- Task details -
Find and copy each line of the records where the string "Identities" shows up.

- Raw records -
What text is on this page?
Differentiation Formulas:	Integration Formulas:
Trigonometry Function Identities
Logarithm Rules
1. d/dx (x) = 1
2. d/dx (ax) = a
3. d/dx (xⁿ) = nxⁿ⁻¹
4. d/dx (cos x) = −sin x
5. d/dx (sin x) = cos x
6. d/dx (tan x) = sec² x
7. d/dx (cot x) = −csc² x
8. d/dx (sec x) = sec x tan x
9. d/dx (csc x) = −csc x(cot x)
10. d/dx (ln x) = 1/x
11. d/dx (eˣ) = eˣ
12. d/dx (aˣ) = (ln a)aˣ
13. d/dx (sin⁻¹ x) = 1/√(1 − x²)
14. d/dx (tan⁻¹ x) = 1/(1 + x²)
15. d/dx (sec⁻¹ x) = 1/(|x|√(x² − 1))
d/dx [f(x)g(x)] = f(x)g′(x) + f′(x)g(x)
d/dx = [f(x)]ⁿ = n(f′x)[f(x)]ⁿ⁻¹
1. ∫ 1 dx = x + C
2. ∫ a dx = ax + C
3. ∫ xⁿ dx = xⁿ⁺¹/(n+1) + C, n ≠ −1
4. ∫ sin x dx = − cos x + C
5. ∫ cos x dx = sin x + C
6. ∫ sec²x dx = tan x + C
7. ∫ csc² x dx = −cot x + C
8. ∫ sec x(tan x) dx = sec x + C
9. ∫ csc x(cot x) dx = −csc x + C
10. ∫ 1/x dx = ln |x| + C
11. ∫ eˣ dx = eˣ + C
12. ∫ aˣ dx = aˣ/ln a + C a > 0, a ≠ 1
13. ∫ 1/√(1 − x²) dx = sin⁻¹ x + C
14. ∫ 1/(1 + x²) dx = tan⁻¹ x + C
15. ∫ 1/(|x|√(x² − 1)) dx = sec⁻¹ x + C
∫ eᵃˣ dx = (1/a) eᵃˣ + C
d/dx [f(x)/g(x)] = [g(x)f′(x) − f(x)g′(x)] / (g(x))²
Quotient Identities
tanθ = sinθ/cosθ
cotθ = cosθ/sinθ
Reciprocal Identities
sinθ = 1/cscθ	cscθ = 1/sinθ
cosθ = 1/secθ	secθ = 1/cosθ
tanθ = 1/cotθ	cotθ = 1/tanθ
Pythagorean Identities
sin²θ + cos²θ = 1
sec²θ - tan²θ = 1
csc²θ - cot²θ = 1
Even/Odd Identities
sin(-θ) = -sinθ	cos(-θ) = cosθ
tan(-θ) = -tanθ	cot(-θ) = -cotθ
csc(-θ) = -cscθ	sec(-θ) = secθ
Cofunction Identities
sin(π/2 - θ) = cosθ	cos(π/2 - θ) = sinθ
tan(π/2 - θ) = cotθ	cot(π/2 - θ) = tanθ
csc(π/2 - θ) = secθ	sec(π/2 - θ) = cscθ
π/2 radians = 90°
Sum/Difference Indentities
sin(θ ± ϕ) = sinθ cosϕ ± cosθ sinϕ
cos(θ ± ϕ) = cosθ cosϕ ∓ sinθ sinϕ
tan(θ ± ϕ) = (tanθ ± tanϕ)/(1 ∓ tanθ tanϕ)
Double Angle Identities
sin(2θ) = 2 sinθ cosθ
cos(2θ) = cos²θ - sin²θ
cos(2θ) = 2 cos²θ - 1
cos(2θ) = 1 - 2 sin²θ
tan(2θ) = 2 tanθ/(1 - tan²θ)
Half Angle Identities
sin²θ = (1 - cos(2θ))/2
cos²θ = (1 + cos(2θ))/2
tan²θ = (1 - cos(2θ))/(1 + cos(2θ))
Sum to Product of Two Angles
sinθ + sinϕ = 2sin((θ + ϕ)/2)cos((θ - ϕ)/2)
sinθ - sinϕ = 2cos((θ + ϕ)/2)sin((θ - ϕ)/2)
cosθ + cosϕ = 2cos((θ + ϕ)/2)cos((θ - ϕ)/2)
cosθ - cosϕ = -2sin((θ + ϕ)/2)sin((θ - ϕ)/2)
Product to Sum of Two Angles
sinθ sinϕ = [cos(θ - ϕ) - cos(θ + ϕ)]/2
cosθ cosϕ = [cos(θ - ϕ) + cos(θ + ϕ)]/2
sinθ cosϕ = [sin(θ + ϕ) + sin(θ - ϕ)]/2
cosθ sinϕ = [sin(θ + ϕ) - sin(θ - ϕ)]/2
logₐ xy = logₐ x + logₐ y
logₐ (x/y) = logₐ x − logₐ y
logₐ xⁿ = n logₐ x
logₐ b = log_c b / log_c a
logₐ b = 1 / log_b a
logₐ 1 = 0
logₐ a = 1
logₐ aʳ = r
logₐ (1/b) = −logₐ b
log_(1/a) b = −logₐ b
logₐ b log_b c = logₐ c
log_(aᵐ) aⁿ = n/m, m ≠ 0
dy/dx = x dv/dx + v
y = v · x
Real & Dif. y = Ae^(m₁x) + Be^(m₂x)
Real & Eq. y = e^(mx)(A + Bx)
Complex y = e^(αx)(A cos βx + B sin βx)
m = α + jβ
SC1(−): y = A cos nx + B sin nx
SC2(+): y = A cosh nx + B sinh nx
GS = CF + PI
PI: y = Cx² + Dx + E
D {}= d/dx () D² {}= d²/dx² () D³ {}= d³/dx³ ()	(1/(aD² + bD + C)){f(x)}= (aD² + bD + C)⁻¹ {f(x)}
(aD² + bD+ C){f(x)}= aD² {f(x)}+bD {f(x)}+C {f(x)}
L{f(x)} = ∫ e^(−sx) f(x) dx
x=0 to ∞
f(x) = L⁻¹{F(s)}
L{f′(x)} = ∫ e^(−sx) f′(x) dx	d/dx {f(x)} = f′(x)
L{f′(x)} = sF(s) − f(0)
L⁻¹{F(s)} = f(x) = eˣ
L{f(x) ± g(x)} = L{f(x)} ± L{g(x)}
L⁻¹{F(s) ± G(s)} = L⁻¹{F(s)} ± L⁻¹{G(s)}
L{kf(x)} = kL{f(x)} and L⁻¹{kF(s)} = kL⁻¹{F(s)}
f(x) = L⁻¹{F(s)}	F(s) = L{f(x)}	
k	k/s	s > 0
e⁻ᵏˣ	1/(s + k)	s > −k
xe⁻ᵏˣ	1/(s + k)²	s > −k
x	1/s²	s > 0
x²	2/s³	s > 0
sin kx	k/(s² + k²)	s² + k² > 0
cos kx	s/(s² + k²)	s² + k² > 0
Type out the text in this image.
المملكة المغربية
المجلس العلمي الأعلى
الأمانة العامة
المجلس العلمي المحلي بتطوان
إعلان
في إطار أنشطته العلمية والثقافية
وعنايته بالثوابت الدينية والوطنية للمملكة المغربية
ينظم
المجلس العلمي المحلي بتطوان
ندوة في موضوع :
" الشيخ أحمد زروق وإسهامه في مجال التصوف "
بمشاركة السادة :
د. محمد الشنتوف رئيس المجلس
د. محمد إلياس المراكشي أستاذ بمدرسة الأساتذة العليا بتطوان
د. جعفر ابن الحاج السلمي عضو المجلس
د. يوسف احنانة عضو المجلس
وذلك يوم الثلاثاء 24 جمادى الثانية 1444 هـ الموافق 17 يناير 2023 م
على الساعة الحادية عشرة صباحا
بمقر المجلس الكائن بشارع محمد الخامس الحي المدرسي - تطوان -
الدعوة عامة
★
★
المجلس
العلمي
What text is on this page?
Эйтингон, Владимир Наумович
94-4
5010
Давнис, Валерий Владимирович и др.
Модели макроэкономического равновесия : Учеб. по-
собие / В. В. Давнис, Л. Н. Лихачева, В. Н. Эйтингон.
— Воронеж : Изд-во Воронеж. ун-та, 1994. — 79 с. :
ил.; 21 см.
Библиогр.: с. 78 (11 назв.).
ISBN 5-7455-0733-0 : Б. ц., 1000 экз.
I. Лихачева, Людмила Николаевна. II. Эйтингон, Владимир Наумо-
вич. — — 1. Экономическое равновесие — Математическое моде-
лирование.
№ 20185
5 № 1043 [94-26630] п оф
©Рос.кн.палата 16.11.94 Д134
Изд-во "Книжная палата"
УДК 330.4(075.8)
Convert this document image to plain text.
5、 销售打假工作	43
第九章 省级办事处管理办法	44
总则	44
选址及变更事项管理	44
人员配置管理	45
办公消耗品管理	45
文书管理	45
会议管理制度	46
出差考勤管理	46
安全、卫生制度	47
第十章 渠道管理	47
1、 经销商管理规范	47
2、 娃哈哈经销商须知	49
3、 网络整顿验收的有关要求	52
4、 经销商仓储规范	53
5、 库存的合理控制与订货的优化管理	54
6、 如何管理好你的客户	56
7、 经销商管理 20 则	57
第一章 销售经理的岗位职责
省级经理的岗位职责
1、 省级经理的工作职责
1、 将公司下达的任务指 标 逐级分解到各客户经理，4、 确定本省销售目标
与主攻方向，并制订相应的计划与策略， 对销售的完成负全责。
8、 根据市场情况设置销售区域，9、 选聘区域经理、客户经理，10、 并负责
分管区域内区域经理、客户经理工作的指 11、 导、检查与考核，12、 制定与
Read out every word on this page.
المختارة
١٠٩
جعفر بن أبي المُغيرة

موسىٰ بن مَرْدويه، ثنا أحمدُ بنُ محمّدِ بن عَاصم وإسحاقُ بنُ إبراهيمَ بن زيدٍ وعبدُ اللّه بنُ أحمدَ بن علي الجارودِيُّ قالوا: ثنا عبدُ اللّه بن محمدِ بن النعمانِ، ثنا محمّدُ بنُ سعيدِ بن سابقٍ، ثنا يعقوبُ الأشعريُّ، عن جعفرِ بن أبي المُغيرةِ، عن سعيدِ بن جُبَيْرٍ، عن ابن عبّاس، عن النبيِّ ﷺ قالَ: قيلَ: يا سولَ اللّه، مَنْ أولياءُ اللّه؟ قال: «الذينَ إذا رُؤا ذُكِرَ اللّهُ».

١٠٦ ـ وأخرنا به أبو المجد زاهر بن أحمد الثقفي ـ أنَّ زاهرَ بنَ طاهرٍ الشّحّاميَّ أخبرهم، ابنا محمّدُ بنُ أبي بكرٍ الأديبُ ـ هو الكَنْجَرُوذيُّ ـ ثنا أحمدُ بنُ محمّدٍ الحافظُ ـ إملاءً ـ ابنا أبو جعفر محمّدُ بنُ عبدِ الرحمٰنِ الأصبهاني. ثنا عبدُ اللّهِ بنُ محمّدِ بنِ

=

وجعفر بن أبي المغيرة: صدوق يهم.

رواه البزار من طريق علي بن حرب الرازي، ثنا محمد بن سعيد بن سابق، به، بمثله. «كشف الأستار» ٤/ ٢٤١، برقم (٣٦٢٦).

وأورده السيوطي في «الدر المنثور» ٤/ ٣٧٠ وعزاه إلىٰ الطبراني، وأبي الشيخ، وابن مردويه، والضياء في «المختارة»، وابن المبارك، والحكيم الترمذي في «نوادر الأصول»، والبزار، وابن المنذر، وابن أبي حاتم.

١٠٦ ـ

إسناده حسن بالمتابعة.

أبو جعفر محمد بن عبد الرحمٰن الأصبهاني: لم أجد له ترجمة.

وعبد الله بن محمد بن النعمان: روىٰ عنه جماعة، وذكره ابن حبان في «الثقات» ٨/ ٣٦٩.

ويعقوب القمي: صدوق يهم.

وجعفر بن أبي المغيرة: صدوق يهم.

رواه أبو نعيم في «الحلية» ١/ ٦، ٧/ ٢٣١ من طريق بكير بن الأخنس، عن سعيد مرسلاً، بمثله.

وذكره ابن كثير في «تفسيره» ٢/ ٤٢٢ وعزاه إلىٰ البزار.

- Task result -
Trigonometry Function Identities
Quotient Identities
Reciprocal Identities
Pythagorean Identities
Even/Odd Identities
Cofunction Identities
Double Angle Identities
Half Angle Identities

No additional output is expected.